- TASK DESCRIPTION -
Count how many lines in the material below hold the word "court"; the reply is that number alone.

- Collected data entries -
•••••

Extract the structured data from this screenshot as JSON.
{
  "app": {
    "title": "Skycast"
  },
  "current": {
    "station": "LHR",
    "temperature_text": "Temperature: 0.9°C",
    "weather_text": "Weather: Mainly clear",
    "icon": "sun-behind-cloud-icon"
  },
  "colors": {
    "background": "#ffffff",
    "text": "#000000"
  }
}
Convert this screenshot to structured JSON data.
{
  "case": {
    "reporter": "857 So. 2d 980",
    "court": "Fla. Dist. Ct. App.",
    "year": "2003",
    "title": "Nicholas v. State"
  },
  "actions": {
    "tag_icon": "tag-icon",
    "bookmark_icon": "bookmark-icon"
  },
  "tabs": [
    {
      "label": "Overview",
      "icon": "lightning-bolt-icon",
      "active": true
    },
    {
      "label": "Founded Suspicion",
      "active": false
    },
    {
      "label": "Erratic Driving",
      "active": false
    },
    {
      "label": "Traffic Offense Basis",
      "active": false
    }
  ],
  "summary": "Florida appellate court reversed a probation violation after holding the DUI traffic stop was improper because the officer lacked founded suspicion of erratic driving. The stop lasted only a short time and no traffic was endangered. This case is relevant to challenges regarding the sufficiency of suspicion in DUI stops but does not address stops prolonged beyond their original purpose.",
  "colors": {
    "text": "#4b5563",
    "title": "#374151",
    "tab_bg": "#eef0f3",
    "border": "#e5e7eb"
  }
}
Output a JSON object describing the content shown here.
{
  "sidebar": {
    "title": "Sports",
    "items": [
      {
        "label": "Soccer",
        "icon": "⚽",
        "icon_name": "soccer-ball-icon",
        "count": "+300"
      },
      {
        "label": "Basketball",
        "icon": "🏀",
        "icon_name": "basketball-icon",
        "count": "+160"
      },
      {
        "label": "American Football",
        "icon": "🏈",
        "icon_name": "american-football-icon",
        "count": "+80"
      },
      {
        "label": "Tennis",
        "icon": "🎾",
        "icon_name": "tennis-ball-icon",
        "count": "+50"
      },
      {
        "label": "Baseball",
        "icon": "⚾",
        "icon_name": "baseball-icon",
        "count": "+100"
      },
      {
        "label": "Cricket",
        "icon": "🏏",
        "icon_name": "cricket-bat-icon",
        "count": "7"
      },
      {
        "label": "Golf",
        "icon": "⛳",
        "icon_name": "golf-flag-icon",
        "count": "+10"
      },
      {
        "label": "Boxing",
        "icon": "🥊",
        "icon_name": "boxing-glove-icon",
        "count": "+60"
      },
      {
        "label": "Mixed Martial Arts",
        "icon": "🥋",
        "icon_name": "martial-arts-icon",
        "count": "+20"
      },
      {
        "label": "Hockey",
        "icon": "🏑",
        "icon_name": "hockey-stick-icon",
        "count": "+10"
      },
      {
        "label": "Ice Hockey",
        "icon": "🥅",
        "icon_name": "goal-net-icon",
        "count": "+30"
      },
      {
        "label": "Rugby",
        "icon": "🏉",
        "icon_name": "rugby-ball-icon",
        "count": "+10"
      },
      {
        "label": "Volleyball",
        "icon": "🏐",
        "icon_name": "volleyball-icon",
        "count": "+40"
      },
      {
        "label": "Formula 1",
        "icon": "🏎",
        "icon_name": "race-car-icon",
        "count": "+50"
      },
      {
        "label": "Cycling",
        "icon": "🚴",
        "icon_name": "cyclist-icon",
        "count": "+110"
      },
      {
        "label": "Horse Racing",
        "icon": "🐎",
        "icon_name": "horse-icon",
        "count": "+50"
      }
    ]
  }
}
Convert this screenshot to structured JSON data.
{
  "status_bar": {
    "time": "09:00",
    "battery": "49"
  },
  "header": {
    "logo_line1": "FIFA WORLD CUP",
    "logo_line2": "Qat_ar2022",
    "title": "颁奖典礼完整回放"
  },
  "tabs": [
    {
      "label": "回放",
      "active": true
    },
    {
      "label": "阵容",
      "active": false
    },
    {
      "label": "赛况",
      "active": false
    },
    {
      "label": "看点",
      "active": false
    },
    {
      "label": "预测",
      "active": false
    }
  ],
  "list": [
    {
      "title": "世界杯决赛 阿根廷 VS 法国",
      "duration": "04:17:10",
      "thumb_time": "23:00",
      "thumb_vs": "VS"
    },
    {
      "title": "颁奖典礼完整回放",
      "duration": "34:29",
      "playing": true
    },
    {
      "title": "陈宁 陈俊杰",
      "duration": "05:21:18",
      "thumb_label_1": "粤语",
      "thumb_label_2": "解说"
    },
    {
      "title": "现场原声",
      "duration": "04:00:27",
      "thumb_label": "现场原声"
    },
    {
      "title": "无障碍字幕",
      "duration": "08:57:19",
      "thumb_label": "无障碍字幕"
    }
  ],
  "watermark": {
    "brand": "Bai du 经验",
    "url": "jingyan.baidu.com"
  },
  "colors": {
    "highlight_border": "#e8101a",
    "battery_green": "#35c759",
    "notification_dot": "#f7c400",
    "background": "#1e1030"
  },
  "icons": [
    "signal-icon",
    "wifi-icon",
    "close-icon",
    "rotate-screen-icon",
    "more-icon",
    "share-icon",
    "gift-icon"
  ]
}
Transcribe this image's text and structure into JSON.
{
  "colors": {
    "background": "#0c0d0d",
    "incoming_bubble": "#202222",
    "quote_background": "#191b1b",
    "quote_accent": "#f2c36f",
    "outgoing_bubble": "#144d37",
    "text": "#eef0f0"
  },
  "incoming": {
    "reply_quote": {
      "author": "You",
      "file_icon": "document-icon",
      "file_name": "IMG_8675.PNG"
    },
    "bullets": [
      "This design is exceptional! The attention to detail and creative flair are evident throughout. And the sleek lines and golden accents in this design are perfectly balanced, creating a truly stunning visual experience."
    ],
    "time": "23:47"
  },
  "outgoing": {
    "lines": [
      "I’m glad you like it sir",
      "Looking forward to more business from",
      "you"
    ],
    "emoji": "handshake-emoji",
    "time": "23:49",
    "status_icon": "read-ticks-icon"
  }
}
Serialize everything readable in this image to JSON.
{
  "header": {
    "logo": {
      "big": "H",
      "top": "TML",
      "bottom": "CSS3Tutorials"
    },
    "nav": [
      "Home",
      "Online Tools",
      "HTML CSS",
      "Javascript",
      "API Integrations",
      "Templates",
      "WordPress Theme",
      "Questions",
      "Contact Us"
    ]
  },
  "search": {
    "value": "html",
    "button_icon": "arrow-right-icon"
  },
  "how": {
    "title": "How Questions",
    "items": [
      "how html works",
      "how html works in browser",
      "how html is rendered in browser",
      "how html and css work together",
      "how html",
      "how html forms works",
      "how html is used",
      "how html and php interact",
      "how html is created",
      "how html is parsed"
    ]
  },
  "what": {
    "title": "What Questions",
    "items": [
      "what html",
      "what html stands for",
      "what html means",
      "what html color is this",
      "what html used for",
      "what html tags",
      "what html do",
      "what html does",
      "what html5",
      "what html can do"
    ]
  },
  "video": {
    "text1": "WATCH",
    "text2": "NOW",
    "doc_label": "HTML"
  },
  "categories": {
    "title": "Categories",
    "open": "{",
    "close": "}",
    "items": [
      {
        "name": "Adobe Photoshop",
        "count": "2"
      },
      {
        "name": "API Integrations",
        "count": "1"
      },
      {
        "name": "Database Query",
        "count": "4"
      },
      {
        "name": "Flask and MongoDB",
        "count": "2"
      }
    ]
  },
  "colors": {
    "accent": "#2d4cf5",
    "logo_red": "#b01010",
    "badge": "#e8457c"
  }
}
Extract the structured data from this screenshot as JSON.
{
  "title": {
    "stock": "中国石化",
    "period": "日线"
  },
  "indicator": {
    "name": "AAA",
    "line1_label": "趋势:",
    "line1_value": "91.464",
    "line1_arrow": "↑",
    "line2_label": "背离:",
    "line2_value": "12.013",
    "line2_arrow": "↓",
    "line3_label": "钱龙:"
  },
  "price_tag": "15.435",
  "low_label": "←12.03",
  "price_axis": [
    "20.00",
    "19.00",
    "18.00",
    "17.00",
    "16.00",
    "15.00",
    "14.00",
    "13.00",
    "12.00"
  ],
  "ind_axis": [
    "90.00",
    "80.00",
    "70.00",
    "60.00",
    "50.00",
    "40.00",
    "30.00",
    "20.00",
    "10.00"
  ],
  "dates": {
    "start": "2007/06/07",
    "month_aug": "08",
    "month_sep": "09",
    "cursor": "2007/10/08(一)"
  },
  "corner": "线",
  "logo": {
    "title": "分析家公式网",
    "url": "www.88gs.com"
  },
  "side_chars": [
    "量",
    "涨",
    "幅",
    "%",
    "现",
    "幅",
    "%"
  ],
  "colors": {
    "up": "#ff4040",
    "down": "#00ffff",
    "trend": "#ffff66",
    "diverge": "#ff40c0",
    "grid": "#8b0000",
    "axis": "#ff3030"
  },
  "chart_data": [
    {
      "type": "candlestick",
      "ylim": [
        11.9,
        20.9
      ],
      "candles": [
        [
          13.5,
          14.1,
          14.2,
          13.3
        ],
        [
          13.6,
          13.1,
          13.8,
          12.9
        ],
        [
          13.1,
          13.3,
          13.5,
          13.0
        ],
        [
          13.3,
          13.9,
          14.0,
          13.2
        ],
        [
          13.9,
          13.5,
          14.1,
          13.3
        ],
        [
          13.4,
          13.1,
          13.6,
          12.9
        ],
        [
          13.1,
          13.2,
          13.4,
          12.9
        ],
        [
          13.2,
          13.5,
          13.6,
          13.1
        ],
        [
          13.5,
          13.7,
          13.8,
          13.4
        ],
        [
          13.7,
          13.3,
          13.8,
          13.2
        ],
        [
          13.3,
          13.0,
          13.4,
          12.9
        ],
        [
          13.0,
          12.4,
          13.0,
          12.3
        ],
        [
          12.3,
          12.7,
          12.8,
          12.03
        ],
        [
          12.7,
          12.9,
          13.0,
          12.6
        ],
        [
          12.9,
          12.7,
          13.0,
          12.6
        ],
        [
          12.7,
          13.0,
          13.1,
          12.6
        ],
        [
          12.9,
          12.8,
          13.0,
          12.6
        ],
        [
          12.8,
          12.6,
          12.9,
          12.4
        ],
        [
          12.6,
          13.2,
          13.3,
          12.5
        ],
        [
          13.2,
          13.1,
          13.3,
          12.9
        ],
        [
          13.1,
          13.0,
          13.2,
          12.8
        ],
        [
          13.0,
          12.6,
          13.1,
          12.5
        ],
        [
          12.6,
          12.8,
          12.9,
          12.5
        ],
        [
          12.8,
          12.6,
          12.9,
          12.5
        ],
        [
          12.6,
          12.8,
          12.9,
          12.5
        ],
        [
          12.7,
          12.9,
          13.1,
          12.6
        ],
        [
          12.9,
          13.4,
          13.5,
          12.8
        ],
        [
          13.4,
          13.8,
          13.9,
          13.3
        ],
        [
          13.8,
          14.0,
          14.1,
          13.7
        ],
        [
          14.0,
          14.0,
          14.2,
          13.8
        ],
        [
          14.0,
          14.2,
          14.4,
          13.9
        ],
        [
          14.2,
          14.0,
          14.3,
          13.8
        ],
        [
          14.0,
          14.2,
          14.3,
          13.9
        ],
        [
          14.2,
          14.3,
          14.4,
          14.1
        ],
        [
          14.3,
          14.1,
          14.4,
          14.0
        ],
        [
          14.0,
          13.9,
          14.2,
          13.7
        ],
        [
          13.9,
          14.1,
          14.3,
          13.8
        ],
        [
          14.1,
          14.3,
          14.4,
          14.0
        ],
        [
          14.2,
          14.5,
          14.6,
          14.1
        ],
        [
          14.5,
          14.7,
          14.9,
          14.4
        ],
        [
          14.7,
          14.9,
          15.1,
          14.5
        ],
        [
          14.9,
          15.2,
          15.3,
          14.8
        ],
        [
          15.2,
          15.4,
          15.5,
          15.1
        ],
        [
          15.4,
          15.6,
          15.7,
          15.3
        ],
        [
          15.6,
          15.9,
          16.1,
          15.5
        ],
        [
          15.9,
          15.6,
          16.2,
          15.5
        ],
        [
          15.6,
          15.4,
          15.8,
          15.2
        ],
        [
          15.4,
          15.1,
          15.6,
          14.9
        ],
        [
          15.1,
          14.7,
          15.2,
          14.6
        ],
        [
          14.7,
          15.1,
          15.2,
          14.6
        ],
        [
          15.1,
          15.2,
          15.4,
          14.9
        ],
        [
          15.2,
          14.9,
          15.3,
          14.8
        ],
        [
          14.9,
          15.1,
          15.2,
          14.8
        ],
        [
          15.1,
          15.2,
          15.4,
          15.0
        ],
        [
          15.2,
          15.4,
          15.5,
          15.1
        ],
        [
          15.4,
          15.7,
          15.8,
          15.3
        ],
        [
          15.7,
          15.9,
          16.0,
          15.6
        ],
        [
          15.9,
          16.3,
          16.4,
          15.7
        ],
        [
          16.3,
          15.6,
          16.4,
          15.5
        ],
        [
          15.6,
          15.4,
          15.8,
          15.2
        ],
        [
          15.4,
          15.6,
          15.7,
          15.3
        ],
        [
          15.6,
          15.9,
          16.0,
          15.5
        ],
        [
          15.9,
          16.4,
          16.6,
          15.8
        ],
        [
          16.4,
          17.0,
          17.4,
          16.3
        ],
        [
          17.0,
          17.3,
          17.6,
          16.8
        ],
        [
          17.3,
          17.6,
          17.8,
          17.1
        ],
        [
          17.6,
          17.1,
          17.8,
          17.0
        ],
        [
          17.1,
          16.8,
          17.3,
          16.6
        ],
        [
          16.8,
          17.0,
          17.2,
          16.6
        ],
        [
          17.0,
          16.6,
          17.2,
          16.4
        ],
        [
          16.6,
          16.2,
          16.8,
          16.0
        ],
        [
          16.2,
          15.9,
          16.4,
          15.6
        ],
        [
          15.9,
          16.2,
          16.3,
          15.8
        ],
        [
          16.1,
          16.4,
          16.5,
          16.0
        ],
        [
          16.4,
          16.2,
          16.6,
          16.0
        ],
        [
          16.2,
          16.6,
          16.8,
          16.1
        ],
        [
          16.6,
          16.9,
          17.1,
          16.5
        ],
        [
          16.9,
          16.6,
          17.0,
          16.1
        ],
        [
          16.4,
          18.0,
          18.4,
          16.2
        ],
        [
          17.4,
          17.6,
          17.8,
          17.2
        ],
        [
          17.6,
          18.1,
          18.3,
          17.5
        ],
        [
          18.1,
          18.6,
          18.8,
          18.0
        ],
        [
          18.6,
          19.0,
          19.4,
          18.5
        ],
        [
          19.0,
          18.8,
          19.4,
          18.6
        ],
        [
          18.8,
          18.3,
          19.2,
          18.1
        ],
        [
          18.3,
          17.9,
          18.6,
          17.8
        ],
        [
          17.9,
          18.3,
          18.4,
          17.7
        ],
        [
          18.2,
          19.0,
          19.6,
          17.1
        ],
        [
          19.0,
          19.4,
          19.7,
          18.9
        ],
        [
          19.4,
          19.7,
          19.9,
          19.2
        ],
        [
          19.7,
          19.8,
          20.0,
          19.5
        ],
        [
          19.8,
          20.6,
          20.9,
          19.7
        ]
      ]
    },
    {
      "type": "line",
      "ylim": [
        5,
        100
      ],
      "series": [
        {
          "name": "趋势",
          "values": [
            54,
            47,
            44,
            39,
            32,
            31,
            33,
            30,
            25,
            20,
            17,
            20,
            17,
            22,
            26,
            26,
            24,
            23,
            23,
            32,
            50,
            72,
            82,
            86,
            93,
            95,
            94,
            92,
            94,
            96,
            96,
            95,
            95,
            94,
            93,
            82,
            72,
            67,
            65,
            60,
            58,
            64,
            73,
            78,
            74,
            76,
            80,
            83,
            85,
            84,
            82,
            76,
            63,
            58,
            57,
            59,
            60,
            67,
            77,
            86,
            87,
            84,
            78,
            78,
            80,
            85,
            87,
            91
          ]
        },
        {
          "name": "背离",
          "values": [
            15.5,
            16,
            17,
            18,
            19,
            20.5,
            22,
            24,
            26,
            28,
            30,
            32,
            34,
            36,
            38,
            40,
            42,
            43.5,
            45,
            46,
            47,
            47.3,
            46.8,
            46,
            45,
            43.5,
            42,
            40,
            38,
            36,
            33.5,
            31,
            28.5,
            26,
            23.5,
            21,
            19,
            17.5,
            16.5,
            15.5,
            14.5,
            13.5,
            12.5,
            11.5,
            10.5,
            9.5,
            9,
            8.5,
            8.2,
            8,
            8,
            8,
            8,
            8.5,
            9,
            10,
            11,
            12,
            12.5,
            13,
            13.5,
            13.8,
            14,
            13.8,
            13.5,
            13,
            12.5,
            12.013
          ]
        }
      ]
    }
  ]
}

•••••

- RESULT OF THIS TASK -
2